Particle of mass m undergoes simple harmonic motion along the x axis

Normalised eigenfunctions of the particle correspond to the energy levels

[tex] E_n = (n+ 1/2)\hbar\omega\ \ \ \ (n=0,1,2,3...) [/tex]
For the two lowest energy levels the eigenfunctions expressed in natural units are:

[tex] u_0 = C_0 \exp^{-q^2 /2} [/tex]
[tex] u_1 = C_1 q \exp^{-q^2 /2} [/tex]

At time [itex] t = 0 [/itex] the wave function of the particle is given by an equal superposition of the two eigenstates represented by the two eigenfunctions [itex] u_0 [/itex] and [itex] u_1 [/itex].

Assume [itex] \psi [/itex] is normalised.

Calculate the expectation values of the momentum operator [itex] \hat{P} [/itex] and position operator [itex] \hat{X} [/itex] at time [itex] t [/itex].

#### LISTING
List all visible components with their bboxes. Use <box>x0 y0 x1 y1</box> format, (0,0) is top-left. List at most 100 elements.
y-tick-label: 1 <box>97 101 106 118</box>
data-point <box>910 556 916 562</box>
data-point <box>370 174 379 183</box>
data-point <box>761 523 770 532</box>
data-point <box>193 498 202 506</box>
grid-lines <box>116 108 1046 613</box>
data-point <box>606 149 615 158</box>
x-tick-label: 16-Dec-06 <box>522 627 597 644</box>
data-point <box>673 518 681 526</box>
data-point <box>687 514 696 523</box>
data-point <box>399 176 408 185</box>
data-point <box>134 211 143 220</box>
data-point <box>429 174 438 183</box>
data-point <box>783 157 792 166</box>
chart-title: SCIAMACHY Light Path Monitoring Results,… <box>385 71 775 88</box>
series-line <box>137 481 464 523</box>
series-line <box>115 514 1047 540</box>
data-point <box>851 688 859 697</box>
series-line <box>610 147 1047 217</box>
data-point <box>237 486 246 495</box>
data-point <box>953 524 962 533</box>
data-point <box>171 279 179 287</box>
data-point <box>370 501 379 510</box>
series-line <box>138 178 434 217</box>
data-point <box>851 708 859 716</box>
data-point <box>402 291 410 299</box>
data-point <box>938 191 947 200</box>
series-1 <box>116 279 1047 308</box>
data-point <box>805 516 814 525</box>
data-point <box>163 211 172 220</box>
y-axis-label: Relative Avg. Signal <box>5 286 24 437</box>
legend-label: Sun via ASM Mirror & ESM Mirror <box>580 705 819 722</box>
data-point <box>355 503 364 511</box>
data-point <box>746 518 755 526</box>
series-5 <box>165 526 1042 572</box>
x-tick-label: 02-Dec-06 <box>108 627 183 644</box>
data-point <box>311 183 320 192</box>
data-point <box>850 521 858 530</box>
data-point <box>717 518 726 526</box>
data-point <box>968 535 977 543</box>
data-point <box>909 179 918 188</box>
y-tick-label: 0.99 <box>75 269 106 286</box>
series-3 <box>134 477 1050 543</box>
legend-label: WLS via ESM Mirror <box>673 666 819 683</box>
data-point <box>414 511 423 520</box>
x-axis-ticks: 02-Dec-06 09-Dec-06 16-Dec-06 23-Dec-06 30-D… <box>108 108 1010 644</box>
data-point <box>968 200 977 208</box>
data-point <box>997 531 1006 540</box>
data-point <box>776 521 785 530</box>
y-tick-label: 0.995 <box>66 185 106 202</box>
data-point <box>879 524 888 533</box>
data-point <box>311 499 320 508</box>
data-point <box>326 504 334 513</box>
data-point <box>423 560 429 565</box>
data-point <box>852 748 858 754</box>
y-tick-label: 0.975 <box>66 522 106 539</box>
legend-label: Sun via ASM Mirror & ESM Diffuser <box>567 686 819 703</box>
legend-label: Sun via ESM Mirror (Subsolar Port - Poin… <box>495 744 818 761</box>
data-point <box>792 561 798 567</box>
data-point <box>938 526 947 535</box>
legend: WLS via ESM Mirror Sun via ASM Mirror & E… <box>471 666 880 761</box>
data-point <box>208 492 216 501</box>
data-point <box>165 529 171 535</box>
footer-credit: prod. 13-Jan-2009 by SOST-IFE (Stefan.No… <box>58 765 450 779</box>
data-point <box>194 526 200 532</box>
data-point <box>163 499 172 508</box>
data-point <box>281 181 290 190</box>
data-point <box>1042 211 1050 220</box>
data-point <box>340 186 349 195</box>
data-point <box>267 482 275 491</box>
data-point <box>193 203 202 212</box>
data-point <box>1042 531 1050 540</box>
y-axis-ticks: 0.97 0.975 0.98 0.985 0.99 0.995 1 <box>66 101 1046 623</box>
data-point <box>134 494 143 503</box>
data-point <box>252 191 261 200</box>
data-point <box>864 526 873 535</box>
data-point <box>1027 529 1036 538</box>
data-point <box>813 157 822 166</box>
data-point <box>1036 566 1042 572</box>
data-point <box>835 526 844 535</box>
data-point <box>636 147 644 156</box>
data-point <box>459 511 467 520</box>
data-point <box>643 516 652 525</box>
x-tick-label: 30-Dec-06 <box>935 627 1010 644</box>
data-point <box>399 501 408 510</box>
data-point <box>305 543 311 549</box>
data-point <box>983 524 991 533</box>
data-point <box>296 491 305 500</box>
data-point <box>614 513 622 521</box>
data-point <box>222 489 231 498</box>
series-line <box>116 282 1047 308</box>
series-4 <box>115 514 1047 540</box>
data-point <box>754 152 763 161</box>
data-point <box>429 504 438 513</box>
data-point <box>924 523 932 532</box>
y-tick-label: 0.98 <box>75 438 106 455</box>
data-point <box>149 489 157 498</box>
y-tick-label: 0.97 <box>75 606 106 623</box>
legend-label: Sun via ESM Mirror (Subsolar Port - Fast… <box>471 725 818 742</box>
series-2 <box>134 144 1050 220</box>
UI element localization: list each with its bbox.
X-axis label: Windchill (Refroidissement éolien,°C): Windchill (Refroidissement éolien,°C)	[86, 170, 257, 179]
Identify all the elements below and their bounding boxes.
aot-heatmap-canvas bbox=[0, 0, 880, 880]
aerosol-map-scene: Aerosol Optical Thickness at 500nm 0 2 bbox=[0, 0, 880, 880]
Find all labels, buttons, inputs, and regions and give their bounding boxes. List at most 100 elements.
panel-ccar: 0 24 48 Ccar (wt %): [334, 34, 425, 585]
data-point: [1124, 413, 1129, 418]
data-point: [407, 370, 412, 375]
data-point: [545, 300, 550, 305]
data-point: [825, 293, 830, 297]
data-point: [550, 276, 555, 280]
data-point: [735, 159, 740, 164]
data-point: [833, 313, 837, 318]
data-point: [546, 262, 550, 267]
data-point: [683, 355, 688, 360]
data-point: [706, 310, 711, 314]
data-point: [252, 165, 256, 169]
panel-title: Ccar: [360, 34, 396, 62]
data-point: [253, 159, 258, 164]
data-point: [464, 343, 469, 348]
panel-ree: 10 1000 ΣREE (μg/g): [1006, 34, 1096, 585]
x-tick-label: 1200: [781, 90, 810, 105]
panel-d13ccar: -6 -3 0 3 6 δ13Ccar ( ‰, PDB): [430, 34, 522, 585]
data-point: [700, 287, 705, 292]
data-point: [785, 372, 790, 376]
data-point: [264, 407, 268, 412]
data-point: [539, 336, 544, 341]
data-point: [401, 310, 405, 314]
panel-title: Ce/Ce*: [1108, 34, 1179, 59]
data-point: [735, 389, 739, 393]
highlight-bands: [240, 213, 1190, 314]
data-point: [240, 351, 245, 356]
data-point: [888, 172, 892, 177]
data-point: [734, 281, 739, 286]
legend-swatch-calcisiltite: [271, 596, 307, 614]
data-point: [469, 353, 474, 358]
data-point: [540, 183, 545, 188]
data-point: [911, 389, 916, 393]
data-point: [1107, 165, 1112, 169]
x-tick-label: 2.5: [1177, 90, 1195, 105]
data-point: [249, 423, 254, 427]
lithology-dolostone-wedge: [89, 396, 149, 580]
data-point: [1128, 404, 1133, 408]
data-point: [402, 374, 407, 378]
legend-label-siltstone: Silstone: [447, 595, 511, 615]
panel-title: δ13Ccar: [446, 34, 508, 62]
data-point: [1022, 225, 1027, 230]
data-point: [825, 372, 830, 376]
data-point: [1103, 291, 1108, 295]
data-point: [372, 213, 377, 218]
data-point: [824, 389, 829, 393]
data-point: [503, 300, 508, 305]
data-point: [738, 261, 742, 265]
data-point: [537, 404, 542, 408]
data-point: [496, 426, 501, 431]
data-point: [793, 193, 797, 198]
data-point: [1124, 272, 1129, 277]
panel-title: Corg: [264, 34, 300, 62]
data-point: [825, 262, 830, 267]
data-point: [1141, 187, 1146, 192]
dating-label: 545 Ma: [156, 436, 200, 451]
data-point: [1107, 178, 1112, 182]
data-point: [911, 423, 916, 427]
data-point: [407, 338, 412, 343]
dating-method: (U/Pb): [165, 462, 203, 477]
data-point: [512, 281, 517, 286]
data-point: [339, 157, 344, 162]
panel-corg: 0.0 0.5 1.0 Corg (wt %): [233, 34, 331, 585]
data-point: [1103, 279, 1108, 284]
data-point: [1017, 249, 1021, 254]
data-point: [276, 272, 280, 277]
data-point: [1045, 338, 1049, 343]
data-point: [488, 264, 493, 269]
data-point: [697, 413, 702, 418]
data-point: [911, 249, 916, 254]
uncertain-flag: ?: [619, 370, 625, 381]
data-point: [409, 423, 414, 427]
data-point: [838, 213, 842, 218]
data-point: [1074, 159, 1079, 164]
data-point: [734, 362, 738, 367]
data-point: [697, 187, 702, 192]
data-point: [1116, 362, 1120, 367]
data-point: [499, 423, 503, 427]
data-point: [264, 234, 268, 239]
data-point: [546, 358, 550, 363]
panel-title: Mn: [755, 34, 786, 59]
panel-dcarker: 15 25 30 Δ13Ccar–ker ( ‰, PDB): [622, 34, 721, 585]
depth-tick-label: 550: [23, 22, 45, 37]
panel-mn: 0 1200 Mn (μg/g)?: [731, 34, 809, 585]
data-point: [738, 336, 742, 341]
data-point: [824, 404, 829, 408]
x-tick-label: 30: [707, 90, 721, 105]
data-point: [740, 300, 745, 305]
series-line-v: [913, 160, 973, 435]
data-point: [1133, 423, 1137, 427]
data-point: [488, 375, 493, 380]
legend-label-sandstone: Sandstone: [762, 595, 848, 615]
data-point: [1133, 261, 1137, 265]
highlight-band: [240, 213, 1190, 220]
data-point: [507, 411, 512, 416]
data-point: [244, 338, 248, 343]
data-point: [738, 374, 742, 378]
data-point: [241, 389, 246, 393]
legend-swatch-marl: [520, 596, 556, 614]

#### THINGS TO DO
1 – Which values of n does the harmonic oscillator problem explicitly list for its energy-level formula?
2 – In the harmonic oscillator problem, could you copy word for word the stretch from "[tex] E_n = (n+" through "[itex] t [/itex]."?
3 – In the harmonic oscillator problem, along which axis does the particle undergo simple harmonic motion?

#### ANSWERS PER TASK
1 – 0, 1, 2, 3

2 –
[tex] E_n = (n+ 1/2)\hbar\omega\ \ \ \ (n=0,1,2,3...) [/tex]
For the two lowest energy levels the eigenfunctions expressed in natural units are:

[tex] u_0 = C_0 \exp^{-q^2 /2} [/tex]
[tex] u_1 = C_1 q \exp^{-q^2 /2} [/tex]

At time [itex] t = 0 [/itex] the wave function of the particle is given by an equal superposition of the two eigenstates represented by the two eigenfunctions [itex] u_0 [/itex] and [itex] u_1 [/itex].

Assume [itex] \psi [/itex] is normalised.

Calculate the expectation values of the momentum operator [itex] \hat{P} [/itex] and position operator [itex] \hat{X} [/itex] at time [itex] t [/itex].

3 – The x axis.